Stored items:
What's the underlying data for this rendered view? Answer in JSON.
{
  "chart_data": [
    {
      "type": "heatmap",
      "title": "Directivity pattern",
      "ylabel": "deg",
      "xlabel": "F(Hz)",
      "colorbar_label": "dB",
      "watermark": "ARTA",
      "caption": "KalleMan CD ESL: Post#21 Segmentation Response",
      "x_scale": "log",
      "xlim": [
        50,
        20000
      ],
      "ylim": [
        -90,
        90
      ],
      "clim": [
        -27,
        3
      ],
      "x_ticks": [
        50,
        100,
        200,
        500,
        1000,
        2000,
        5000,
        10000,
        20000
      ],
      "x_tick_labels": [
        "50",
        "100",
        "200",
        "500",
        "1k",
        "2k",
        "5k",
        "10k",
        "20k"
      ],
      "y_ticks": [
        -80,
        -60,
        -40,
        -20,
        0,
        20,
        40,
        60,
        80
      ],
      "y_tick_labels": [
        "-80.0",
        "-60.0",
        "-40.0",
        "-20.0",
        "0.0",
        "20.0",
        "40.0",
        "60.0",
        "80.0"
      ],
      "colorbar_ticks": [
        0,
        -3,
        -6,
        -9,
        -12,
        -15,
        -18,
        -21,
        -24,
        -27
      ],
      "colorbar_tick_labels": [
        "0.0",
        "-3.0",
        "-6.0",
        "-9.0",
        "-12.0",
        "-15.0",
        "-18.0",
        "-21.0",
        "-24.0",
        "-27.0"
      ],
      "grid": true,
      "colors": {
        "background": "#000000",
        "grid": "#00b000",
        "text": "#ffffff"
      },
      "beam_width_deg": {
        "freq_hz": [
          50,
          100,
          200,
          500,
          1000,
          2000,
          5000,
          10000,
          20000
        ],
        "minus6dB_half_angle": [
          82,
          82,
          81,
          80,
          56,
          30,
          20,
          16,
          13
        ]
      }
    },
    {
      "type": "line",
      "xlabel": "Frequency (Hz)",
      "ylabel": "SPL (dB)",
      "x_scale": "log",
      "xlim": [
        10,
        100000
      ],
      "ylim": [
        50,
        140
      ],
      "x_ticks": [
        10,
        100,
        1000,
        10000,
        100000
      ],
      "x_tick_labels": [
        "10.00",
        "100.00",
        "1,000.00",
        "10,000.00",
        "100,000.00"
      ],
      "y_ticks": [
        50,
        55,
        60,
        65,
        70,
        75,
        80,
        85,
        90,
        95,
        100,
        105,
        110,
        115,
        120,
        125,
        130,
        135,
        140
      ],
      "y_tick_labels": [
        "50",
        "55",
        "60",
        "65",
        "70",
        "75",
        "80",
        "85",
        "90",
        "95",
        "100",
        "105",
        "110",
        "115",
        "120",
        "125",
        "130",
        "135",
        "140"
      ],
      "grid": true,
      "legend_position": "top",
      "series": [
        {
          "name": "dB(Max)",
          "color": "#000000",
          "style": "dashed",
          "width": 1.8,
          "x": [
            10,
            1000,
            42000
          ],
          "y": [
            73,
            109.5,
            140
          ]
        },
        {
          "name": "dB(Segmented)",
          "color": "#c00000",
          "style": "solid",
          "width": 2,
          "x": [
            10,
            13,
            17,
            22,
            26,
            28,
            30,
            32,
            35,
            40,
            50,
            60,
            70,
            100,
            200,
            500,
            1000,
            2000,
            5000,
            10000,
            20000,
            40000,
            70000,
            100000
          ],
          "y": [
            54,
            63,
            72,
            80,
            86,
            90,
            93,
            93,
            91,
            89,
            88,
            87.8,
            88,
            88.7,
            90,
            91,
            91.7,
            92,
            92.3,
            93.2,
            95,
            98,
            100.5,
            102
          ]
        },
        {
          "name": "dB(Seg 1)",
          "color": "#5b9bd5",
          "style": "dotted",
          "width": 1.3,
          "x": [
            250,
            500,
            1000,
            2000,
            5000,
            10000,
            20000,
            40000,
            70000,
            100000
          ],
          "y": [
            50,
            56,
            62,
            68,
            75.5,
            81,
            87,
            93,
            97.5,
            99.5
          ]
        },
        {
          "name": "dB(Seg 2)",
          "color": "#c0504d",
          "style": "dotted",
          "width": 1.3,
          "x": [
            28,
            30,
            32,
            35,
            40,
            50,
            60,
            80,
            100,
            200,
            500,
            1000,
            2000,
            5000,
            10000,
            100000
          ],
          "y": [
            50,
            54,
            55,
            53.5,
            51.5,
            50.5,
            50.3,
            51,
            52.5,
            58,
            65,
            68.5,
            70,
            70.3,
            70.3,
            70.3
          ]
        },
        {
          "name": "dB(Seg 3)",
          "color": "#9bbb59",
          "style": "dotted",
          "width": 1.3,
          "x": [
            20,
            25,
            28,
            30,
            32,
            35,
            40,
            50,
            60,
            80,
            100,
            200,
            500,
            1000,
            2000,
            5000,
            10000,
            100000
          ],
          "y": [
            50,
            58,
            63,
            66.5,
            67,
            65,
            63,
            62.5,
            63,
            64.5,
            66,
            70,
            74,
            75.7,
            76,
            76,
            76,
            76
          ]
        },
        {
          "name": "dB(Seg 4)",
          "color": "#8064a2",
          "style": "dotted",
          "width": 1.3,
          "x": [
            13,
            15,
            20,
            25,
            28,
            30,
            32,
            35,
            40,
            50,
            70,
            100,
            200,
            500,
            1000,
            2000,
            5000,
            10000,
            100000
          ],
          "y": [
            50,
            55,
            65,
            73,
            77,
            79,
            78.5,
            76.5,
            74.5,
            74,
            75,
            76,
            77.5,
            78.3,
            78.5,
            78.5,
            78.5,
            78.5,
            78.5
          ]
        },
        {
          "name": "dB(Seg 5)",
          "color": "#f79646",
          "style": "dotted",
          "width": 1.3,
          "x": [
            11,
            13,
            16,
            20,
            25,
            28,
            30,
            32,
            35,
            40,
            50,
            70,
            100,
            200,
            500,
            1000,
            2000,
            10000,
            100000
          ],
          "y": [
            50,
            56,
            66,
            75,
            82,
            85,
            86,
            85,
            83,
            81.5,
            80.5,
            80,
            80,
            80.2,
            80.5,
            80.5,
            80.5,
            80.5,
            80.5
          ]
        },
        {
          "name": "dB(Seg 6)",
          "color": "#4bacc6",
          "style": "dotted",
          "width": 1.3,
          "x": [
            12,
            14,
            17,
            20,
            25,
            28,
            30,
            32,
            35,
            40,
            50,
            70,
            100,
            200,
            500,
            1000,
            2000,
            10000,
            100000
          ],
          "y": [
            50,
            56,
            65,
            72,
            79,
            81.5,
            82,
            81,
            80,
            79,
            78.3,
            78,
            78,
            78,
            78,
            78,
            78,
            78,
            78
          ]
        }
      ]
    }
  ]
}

TASK DIRECTIONS
Quote each line of the listing above exactly.

EXERCISE OUTPUT
What's the underlying data for this rendered view? Answer in JSON.
{
  "chart_data": [
    {
      "type": "heatmap",
      "title": "Directivity pattern",
      "ylabel": "deg",
      "xlabel": "F(Hz)",
      "colorbar_label": "dB",
      "watermark": "ARTA",
      "caption": "KalleMan CD ESL: Post#21 Segmentation Response",
      "x_scale": "log",
      "xlim": [
        50,
        20000
      ],
      "ylim": [
        -90,
        90
      ],
      "clim": [
        -27,
        3
      ],
      "x_ticks": [
        50,
        100,
        200,
        500,
        1000,
        2000,
        5000,
        10000,
        20000
      ],
      "x_tick_labels": [
        "50",
        "100",
        "200",
        "500",
        "1k",
        "2k",
        "5k",
        "10k",
        "20k"
      ],
      "y_ticks": [
        -80,
        -60,
        -40,
        -20,
        0,
        20,
        40,
        60,
        80
      ],
      "y_tick_labels": [
        "-80.0",
        "-60.0",
        "-40.0",
        "-20.0",
        "0.0",
        "20.0",
        "40.0",
        "60.0",
        "80.0"
      ],
      "colorbar_ticks": [
        0,
        -3,
        -6,
        -9,
        -12,
        -15,
        -18,
        -21,
        -24,
        -27
      ],
      "colorbar_tick_labels": [
        "0.0",
        "-3.0",
        "-6.0",
        "-9.0",
        "-12.0",
        "-15.0",
        "-18.0",
        "-21.0",
        "-24.0",
        "-27.0"
      ],
      "grid": true,
      "colors": {
        "background": "#000000",
        "grid": "#00b000",
        "text": "#ffffff"
      },
      "beam_width_deg": {
        "freq_hz": [
          50,
          100,
          200,
          500,
          1000,
          2000,
          5000,
          10000,
          20000
        ],
        "minus6dB_half_angle": [
          82,
          82,
          81,
          80,
          56,
          30,
          20,
          16,
          13
        ]
      }
    },
    {
      "type": "line",
      "xlabel": "Frequency (Hz)",
      "ylabel": "SPL (dB)",
      "x_scale": "log",
      "xlim": [
        10,
        100000
      ],
      "ylim": [
        50,
        140
      ],
      "x_ticks": [
        10,
        100,
        1000,
        10000,
        100000
      ],
      "x_tick_labels": [
        "10.00",
        "100.00",
        "1,000.00",
        "10,000.00",
        "100,000.00"
      ],
      "y_ticks": [
        50,
        55,
        60,
        65,
        70,
        75,
        80,
        85,
        90,
        95,
        100,
        105,
        110,
        115,
        120,
        125,
        130,
        135,
        140
      ],
      "y_tick_labels": [
        "50",
        "55",
        "60",
        "65",
        "70",
        "75",
        "80",
        "85",
        "90",
        "95",
        "100",
        "105",
        "110",
        "115",
        "120",
        "125",
        "130",
        "135",
        "140"
      ],
      "grid": true,
      "legend_position": "top",
      "series": [
        {
          "name": "dB(Max)",
          "color": "#000000",
          "style": "dashed",
          "width": 1.8,
          "x": [
            10,
            1000,
            42000
          ],
          "y": [
            73,
            109.5,
            140
          ]
        },
        {
          "name": "dB(Segmented)",
          "color": "#c00000",
          "style": "solid",
          "width": 2,
          "x": [
            10,
            13,
            17,
            22,
            26,
            28,
            30,
            32,
            35,
            40,
            50,
            60,
            70,
            100,
            200,
            500,
            1000,
            2000,
            5000,
            10000,
            20000,
            40000,
            70000,
            100000
          ],
          "y": [
            54,
            63,
            72,
            80,
            86,
            90,
            93,
            93,
            91,
            89,
            88,
            87.8,
            88,
            88.7,
            90,
            91,
            91.7,
            92,
            92.3,
            93.2,
            95,
            98,
            100.5,
            102
          ]
        },
        {
          "name": "dB(Seg 1)",
          "color": "#5b9bd5",
          "style": "dotted",
          "width": 1.3,
          "x": [
            250,
            500,
            1000,
            2000,
            5000,
            10000,
            20000,
            40000,
            70000,
            100000
          ],
          "y": [
            50,
            56,
            62,
            68,
            75.5,
            81,
            87,
            93,
            97.5,
            99.5
          ]
        },
        {
          "name": "dB(Seg 2)",
          "color": "#c0504d",
          "style": "dotted",
          "width": 1.3,
          "x": [
            28,
            30,
            32,
            35,
            40,
            50,
            60,
            80,
            100,
            200,
            500,
            1000,
            2000,
            5000,
            10000,
            100000
          ],
          "y": [
            50,
            54,
            55,
            53.5,
            51.5,
            50.5,
            50.3,
            51,
            52.5,
            58,
            65,
            68.5,
            70,
            70.3,
            70.3,
            70.3
          ]
        },
        {
          "name": "dB(Seg 3)",
          "color": "#9bbb59",
          "style": "dotted",
          "width": 1.3,
          "x": [
            20,
            25,
            28,
            30,
            32,
            35,
            40,
            50,
            60,
            80,
            100,
            200,
            500,
            1000,
            2000,
            5000,
            10000,
            100000
          ],
          "y": [
            50,
            58,
            63,
            66.5,
            67,
            65,
            63,
            62.5,
            63,
            64.5,
            66,
            70,
            74,
            75.7,
            76,
            76,
            76,
            76
          ]
        },
        {
          "name": "dB(Seg 4)",
          "color": "#8064a2",
          "style": "dotted",
          "width": 1.3,
          "x": [
            13,
            15,
            20,
            25,
            28,
            30,
            32,
            35,
            40,
            50,
            70,
            100,
            200,
            500,
            1000,
            2000,
            5000,
            10000,
            100000
          ],
          "y": [
            50,
            55,
            65,
            73,
            77,
            79,
            78.5,
            76.5,
            74.5,
            74,
            75,
            76,
            77.5,
            78.3,
            78.5,
            78.5,
            78.5,
            78.5,
            78.5
          ]
        },
        {
          "name": "dB(Seg 5)",
          "color": "#f79646",
          "style": "dotted",
          "width": 1.3,
          "x": [
            11,
            13,
            16,
            20,
            25,
            28,
            30,
            32,
            35,
            40,
            50,
            70,
            100,
            200,
            500,
            1000,
            2000,
            10000,
            100000
          ],
          "y": [
            50,
            56,
            66,
            75,
            82,
            85,
            86,
            85,
            83,
            81.5,
            80.5,
            80,
            80,
            80.2,
            80.5,
            80.5,
            80.5,
            80.5,
            80.5
          ]
        },
        {
          "name": "dB(Seg 6)",
          "color": "#4bacc6",
          "style": "dotted",
          "width": 1.3,
          "x": [
            12,
            14,
            17,
            20,
            25,
            28,
            30,
            32,
            35,
            40,
            50,
            70,
            100,
            200,
            500,
            1000,
            2000,
            10000,
            100000
          ],
          "y": [
            50,
            56,
            65,
            72,
            79,
            81.5,
            82,
            81,
            80,
            79,
            78.3,
            78,
            78,
            78,
            78,
            78,
            78,
            78,
            78
          ]
        }
      ]
    }
  ]
}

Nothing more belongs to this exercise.